EXERCISE GOAL: All the entries need to be quoted exactly, apart from the pictures, which you should drop.

# Start of ENTRIES

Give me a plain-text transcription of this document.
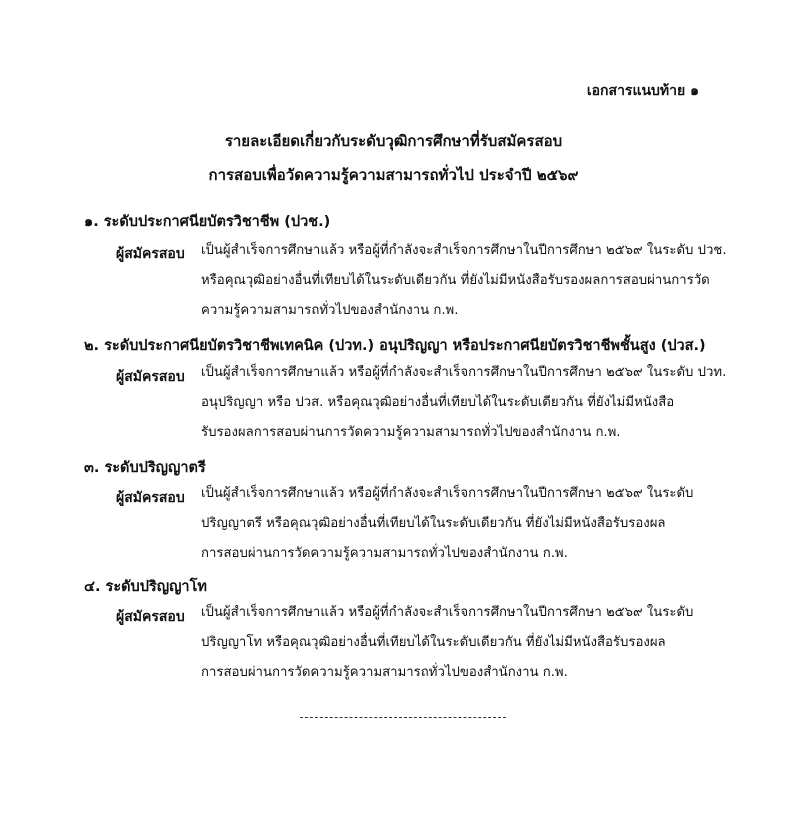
เอกสารแนบท้าย ๑
รายละเอียดเกี่ยวกับระดับวุฒิการศึกษาที่รับสมัครสอบ
การสอบเพื่อวัดความรู้ความสามารถทั่วไป ประจำปี ๒๕๖๙
๑. ระดับประกาศนียบัตรวิชาชีพ (ปวช.)
ผู้สมัครสอบ เป็นผู้สำเร็จการศึกษาแล้ว หรือผู้ที่กำลังจะสำเร็จการศึกษาในปีการศึกษา ๒๕๖๙ ในระดับ ปวช.
หรือคุณวุฒิอย่างอื่นที่เทียบได้ในระดับเดียวกัน ที่ยังไม่มีหนังสือรับรองผลการสอบผ่านการวัด
ความรู้ความสามารถทั่วไปของสำนักงาน ก.พ.
๒. ระดับประกาศนียบัตรวิชาชีพเทคนิค (ปวท.) อนุปริญญา หรือประกาศนียบัตรวิชาชีพชั้นสูง (ปวส.)
ผู้สมัครสอบ เป็นผู้สำเร็จการศึกษาแล้ว หรือผู้ที่กำลังจะสำเร็จการศึกษาในปีการศึกษา ๒๕๖๙ ในระดับ ปวท.
อนุปริญญา หรือ ปวส. หรือคุณวุฒิอย่างอื่นที่เทียบได้ในระดับเดียวกัน ที่ยังไม่มีหนังสือ
รับรองผลการสอบผ่านการวัดความรู้ความสามารถทั่วไปของสำนักงาน ก.พ.
๓. ระดับปริญญาตรี
ผู้สมัครสอบ เป็นผู้สำเร็จการศึกษาแล้ว หรือผู้ที่กำลังจะสำเร็จการศึกษาในปีการศึกษา ๒๕๖๙ ในระดับ
ปริญญาตรี หรือคุณวุฒิอย่างอื่นที่เทียบได้ในระดับเดียวกัน ที่ยังไม่มีหนังสือรับรองผล
การสอบผ่านการวัดความรู้ความสามารถทั่วไปของสำนักงาน ก.พ.
๔. ระดับปริญญาโท
ผู้สมัครสอบ เป็นผู้สำเร็จการศึกษาแล้ว หรือผู้ที่กำลังจะสำเร็จการศึกษาในปีการศึกษา ๒๕๖๙ ในระดับ
ปริญญาโท หรือคุณวุฒิอย่างอื่นที่เทียบได้ในระดับเดียวกัน ที่ยังไม่มีหนังสือรับรองผล
การสอบผ่านการวัดความรู้ความสามารถทั่วไปของสำนักงาน ก.พ.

# End of ENTRIES

IN RESPONSE:
Give me a plain-text transcription of this document.
เอกสารแนบท้าย ๑
รายละเอียดเกี่ยวกับระดับวุฒิการศึกษาที่รับสมัครสอบ
การสอบเพื่อวัดความรู้ความสามารถทั่วไป ประจำปี ๒๕๖๙
๑. ระดับประกาศนียบัตรวิชาชีพ (ปวช.)
ผู้สมัครสอบ เป็นผู้สำเร็จการศึกษาแล้ว หรือผู้ที่กำลังจะสำเร็จการศึกษาในปีการศึกษา ๒๕๖๙ ในระดับ ปวช.
หรือคุณวุฒิอย่างอื่นที่เทียบได้ในระดับเดียวกัน ที่ยังไม่มีหนังสือรับรองผลการสอบผ่านการวัด
ความรู้ความสามารถทั่วไปของสำนักงาน ก.พ.
๒. ระดับประกาศนียบัตรวิชาชีพเทคนิค (ปวท.) อนุปริญญา หรือประกาศนียบัตรวิชาชีพชั้นสูง (ปวส.)
ผู้สมัครสอบ เป็นผู้สำเร็จการศึกษาแล้ว หรือผู้ที่กำลังจะสำเร็จการศึกษาในปีการศึกษา ๒๕๖๙ ในระดับ ปวท.
อนุปริญญา หรือ ปวส. หรือคุณวุฒิอย่างอื่นที่เทียบได้ในระดับเดียวกัน ที่ยังไม่มีหนังสือ
รับรองผลการสอบผ่านการวัดความรู้ความสามารถทั่วไปของสำนักงาน ก.พ.
๓. ระดับปริญญาตรี
ผู้สมัครสอบ เป็นผู้สำเร็จการศึกษาแล้ว หรือผู้ที่กำลังจะสำเร็จการศึกษาในปีการศึกษา ๒๕๖๙ ในระดับ
ปริญญาตรี หรือคุณวุฒิอย่างอื่นที่เทียบได้ในระดับเดียวกัน ที่ยังไม่มีหนังสือรับรองผล
การสอบผ่านการวัดความรู้ความสามารถทั่วไปของสำนักงาน ก.พ.
๔. ระดับปริญญาโท
ผู้สมัครสอบ เป็นผู้สำเร็จการศึกษาแล้ว หรือผู้ที่กำลังจะสำเร็จการศึกษาในปีการศึกษา ๒๕๖๙ ในระดับ
ปริญญาโท หรือคุณวุฒิอย่างอื่นที่เทียบได้ในระดับเดียวกัน ที่ยังไม่มีหนังสือรับรองผล
การสอบผ่านการวัดความรู้ความสามารถทั่วไปของสำนักงาน ก.พ.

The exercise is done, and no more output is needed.